• [GIVEN EXERCISE]
Each entry below must be repeated word for word.

Part of a data file
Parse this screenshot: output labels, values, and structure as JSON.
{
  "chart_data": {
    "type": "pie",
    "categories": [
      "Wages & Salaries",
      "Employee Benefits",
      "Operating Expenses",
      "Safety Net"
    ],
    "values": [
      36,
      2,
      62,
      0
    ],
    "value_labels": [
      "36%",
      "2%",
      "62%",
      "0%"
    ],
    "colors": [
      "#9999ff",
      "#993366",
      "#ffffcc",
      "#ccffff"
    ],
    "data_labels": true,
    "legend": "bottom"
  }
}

• [ANSWER FOR THIS EXERCISE]
Parse this screenshot: output labels, values, and structure as JSON.
{
  "chart_data": {
    "type": "pie",
    "categories": [
      "Wages & Salaries",
      "Employee Benefits",
      "Operating Expenses",
      "Safety Net"
    ],
    "values": [
      36,
      2,
      62,
      0
    ],
    "value_labels": [
      "36%",
      "2%",
      "62%",
      "0%"
    ],
    "colors": [
      "#9999ff",
      "#993366",
      "#ffffcc",
      "#ccffff"
    ],
    "data_labels": true,
    "legend": "bottom"
  }
}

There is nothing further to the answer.